>> start
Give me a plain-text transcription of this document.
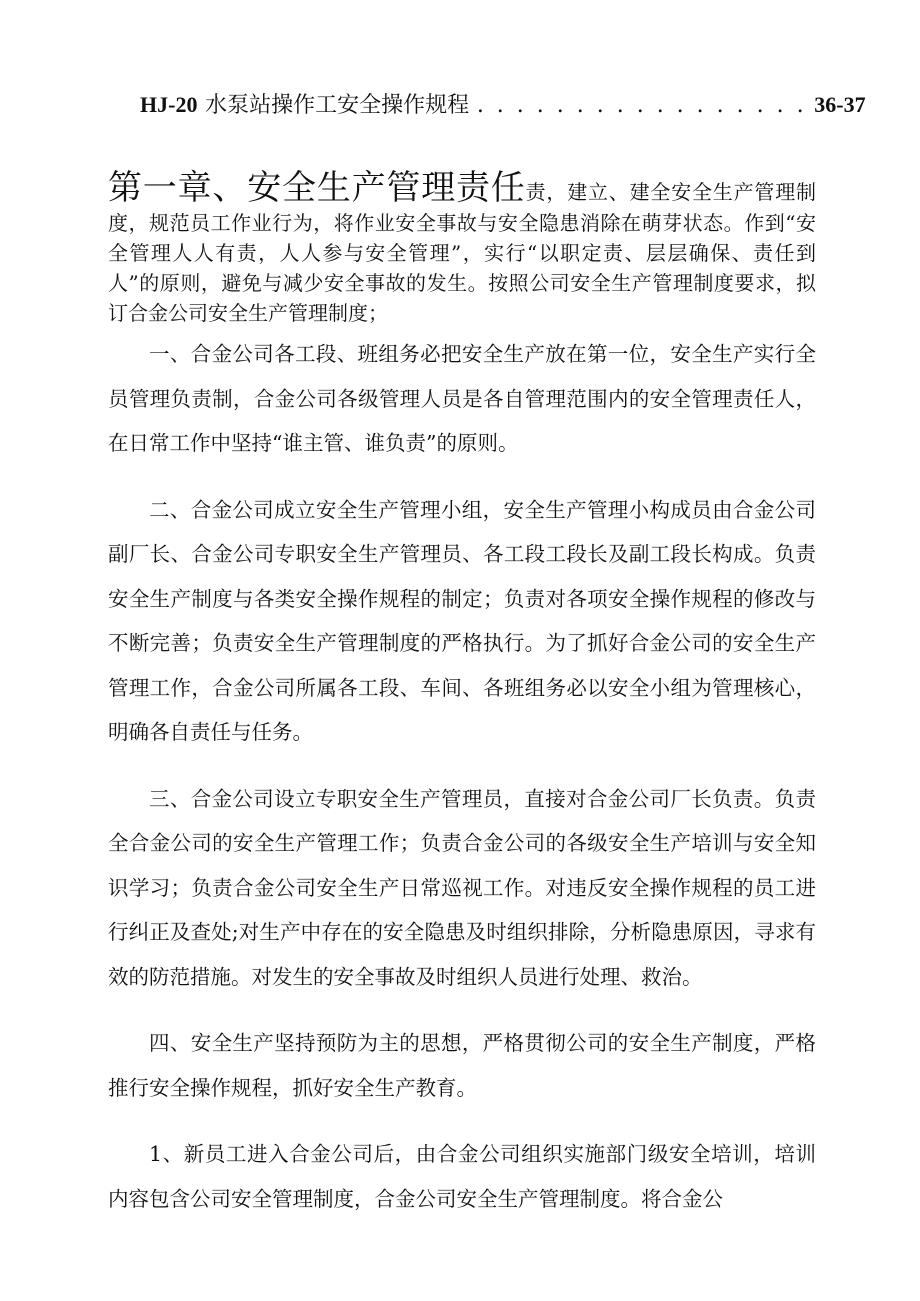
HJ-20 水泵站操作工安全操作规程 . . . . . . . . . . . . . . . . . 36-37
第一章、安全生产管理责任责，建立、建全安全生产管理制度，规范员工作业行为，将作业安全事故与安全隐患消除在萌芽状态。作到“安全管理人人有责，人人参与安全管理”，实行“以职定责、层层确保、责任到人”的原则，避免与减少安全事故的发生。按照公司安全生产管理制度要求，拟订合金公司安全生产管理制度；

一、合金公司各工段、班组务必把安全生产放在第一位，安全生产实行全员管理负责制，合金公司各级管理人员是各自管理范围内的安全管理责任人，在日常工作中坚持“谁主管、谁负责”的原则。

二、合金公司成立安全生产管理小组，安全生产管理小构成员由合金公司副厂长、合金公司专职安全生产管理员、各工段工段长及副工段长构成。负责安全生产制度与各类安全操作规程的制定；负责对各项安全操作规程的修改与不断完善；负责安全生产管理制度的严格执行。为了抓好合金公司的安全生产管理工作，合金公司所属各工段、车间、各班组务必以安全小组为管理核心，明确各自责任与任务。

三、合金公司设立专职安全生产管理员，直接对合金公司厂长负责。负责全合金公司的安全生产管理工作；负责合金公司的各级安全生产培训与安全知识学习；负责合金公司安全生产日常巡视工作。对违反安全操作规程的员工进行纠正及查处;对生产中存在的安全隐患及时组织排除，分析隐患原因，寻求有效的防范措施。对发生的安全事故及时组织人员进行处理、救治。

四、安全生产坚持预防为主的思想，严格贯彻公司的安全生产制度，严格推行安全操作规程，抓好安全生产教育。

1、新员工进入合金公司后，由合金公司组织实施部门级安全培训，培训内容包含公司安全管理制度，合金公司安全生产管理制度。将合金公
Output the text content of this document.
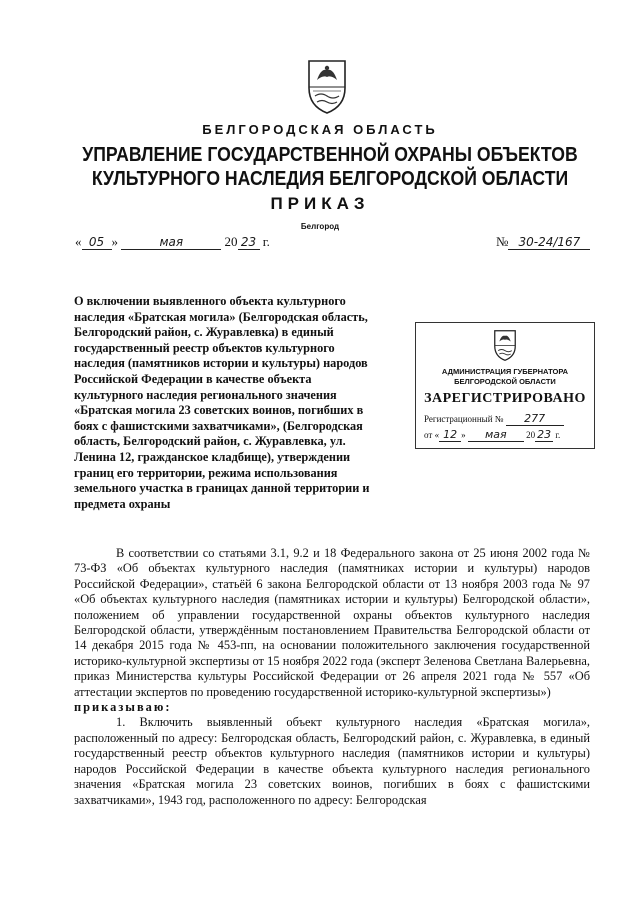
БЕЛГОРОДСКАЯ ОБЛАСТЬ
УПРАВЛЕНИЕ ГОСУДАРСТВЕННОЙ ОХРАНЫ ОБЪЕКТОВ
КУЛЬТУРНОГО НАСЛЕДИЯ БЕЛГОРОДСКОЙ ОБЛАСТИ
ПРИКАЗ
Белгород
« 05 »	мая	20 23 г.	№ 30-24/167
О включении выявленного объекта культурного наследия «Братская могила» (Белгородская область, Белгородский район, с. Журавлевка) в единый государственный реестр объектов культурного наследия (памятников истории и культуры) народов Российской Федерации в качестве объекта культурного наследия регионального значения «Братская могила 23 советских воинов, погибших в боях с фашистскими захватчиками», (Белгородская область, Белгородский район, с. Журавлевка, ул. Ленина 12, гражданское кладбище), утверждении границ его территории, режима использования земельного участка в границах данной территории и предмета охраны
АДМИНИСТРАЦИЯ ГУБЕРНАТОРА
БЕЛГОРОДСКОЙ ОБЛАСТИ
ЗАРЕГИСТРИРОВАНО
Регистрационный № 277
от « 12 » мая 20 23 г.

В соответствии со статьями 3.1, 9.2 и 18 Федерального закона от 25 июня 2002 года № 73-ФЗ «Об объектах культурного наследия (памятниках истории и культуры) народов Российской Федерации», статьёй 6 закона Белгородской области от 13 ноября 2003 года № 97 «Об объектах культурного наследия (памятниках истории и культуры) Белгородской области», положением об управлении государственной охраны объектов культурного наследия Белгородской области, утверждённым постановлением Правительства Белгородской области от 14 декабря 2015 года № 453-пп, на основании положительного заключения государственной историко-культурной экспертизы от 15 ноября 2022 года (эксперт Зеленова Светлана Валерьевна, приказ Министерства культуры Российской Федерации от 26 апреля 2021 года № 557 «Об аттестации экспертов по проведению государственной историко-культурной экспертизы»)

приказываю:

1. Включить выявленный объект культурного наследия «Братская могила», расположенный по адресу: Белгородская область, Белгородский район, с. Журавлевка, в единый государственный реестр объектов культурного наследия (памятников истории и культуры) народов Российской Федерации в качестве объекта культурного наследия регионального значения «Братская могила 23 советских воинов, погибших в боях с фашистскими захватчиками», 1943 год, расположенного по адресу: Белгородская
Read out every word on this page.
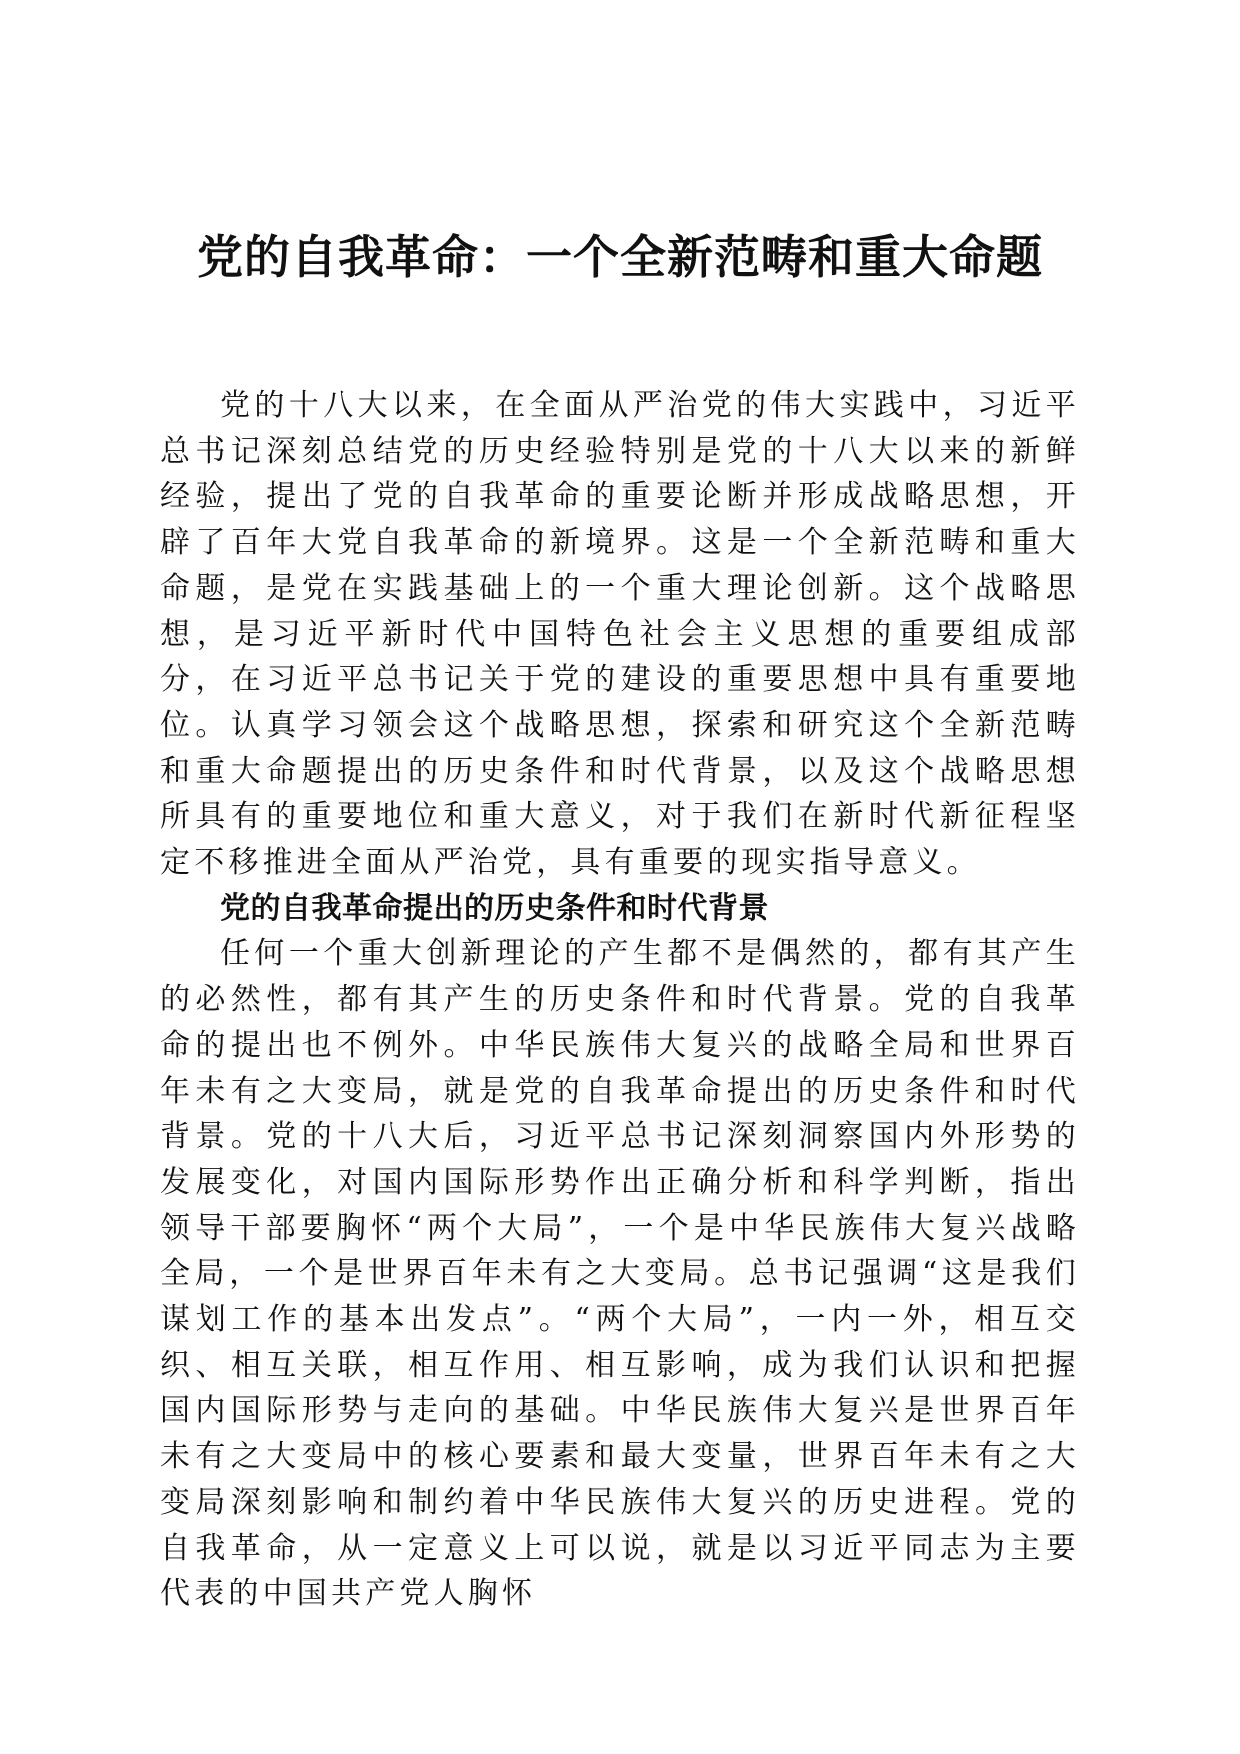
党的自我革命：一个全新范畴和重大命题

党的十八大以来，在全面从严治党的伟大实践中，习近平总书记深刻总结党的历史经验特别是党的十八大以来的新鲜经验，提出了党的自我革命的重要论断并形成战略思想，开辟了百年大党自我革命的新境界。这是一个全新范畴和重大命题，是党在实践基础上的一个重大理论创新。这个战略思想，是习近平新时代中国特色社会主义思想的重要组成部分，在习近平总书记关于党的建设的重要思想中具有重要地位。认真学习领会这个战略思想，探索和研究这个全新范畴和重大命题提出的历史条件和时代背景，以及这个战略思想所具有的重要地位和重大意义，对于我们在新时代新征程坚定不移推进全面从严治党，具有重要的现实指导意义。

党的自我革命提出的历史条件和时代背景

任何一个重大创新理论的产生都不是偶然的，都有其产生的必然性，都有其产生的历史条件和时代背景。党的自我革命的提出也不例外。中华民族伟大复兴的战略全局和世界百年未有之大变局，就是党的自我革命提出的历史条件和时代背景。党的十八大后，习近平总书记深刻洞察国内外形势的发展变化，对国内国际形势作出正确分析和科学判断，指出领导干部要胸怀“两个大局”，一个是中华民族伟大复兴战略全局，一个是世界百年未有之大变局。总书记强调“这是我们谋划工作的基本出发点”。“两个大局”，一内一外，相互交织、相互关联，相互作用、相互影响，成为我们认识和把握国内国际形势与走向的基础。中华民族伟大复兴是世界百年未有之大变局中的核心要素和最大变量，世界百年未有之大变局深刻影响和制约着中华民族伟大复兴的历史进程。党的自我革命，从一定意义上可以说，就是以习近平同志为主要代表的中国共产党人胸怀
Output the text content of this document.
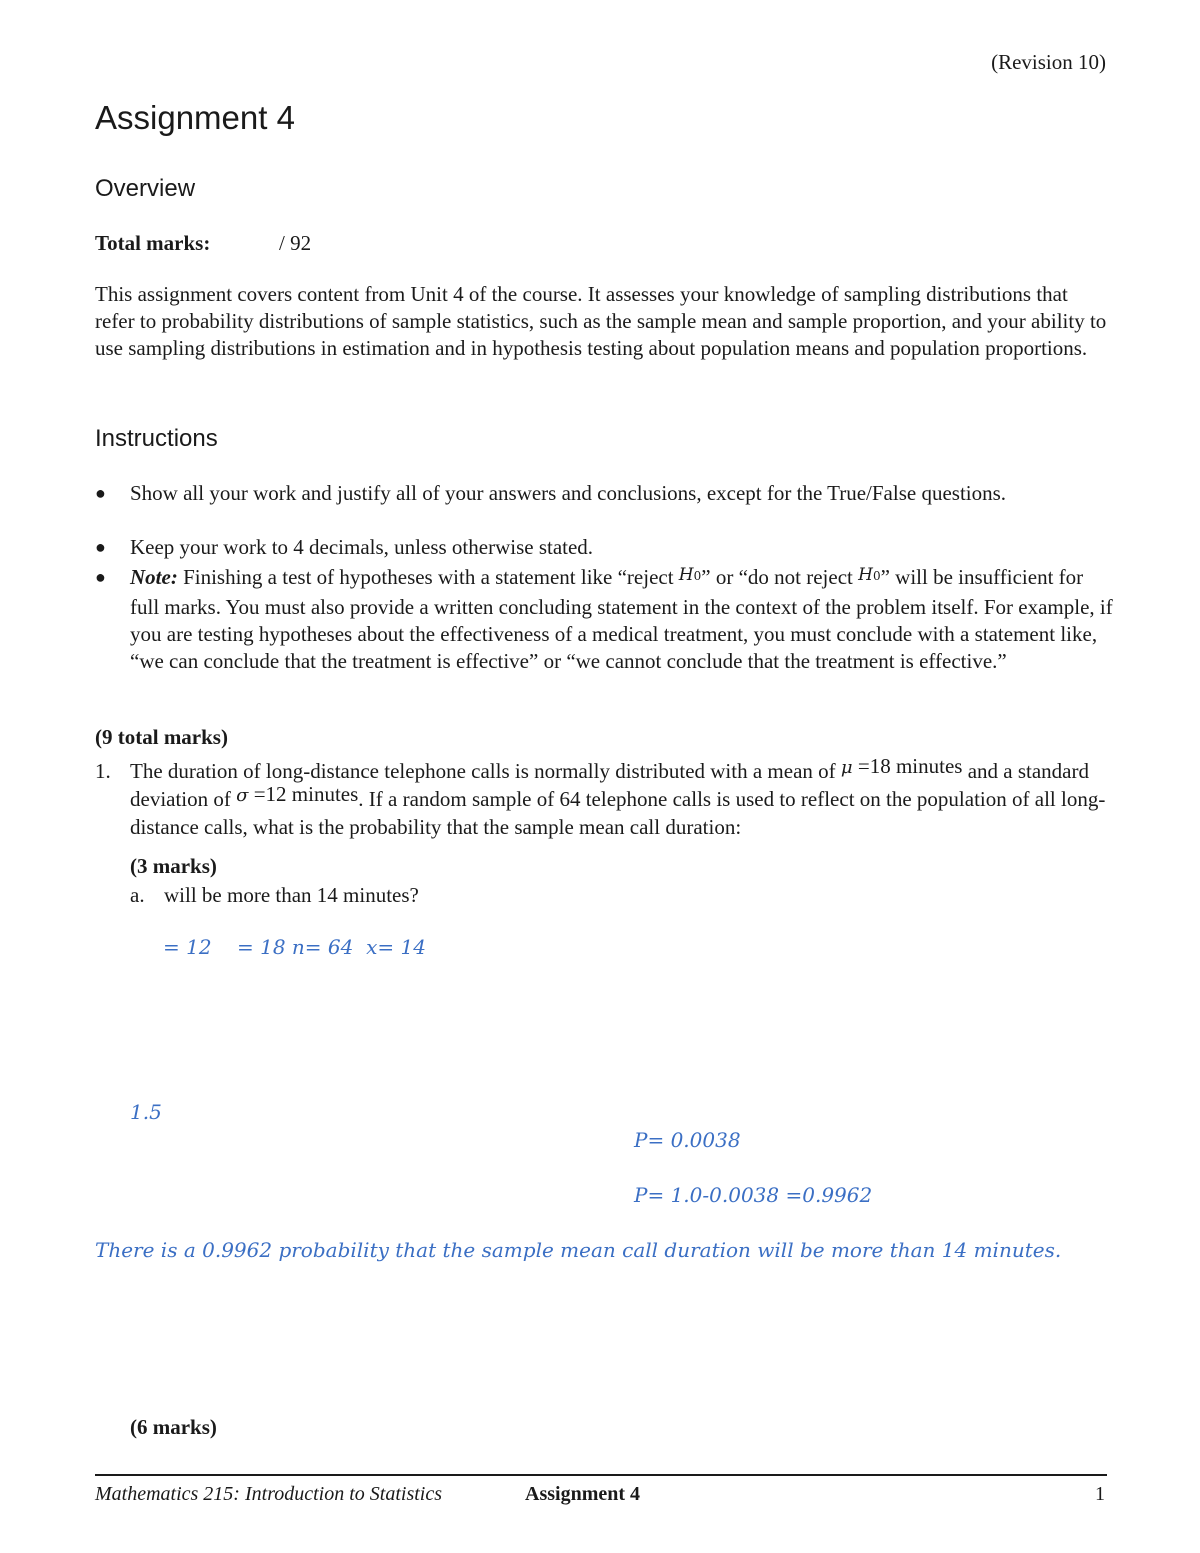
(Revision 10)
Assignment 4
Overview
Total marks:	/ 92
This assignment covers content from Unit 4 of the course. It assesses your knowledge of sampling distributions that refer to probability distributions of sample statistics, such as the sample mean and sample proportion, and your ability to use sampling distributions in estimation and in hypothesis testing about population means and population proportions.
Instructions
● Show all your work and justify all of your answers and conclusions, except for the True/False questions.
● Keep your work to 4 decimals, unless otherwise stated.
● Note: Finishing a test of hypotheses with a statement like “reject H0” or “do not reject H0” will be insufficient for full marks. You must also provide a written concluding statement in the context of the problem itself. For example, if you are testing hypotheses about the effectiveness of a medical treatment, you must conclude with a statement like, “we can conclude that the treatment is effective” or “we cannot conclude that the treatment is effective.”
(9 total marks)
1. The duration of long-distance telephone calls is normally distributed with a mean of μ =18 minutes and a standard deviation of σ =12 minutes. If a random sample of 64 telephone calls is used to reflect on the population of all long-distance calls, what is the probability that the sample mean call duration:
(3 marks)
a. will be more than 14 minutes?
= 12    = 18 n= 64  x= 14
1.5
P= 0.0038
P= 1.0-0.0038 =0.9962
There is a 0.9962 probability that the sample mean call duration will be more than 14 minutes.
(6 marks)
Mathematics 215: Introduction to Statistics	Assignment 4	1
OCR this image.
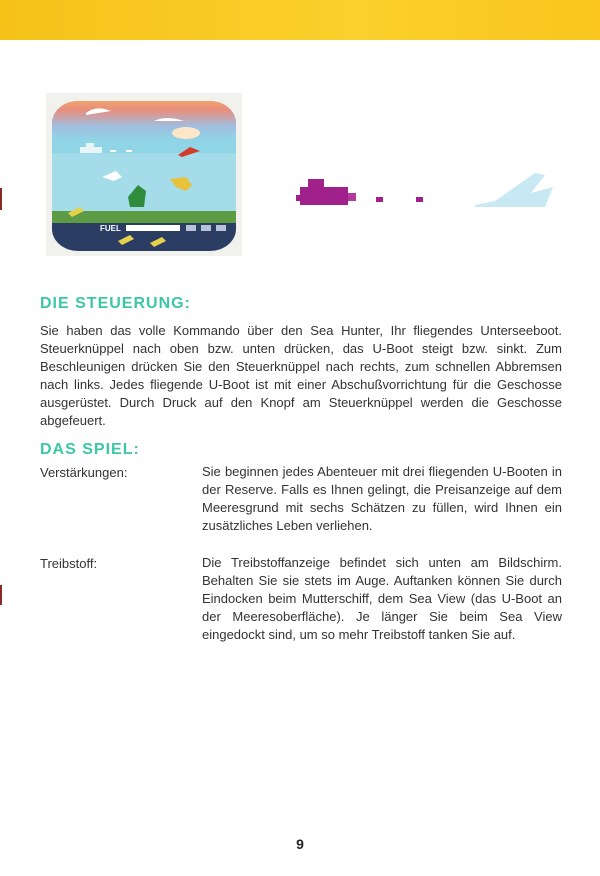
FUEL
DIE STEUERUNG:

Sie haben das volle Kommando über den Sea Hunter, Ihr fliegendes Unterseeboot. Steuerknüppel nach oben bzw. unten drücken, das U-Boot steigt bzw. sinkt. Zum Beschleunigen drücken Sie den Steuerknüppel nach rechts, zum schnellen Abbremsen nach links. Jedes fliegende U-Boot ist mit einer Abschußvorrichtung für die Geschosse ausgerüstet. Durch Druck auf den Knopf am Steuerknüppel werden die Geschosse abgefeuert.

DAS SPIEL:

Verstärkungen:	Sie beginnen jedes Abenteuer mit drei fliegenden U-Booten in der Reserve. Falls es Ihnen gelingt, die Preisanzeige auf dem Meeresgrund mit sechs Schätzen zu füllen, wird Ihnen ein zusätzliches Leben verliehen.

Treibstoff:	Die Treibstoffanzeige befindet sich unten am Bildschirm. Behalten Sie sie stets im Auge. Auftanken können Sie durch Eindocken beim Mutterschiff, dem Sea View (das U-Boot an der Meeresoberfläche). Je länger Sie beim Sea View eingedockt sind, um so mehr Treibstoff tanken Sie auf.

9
>> end
Please list every line of the records that contains "район".

О включении выявленного объекта культурного наследия «Братская могила» (Белгородская область, Белгородский район, с. Журавлевка) в единый государственный реестр объектов культурного наследия (памятников истории и культуры) народов Российской Федерации в качестве объекта культурного наследия регионального значения «Братская могила 23 советских воинов, погибших в боях с фашистскими захватчиками», (Белгородская область, Белгородский район, с. Журавлевка, ул. Ленина 12, гражданское кладбище), утверждении границ его территории, режима использования земельного участка в границах данной территории и предмета охраны
1. Включить выявленный объект культурного наследия «Братская могила», расположенный по адресу: Белгородская область, Белгородский район, с. Журавлевка, в единый государственный реестр объектов культурного наследия (памятников истории и культуры) народов Российской Федерации в качестве объекта культурного наследия регионального значения «Братская могила 23 советских воинов, погибших в боях с фашистскими захватчиками», 1943 год, расположенного по адресу: Белгородская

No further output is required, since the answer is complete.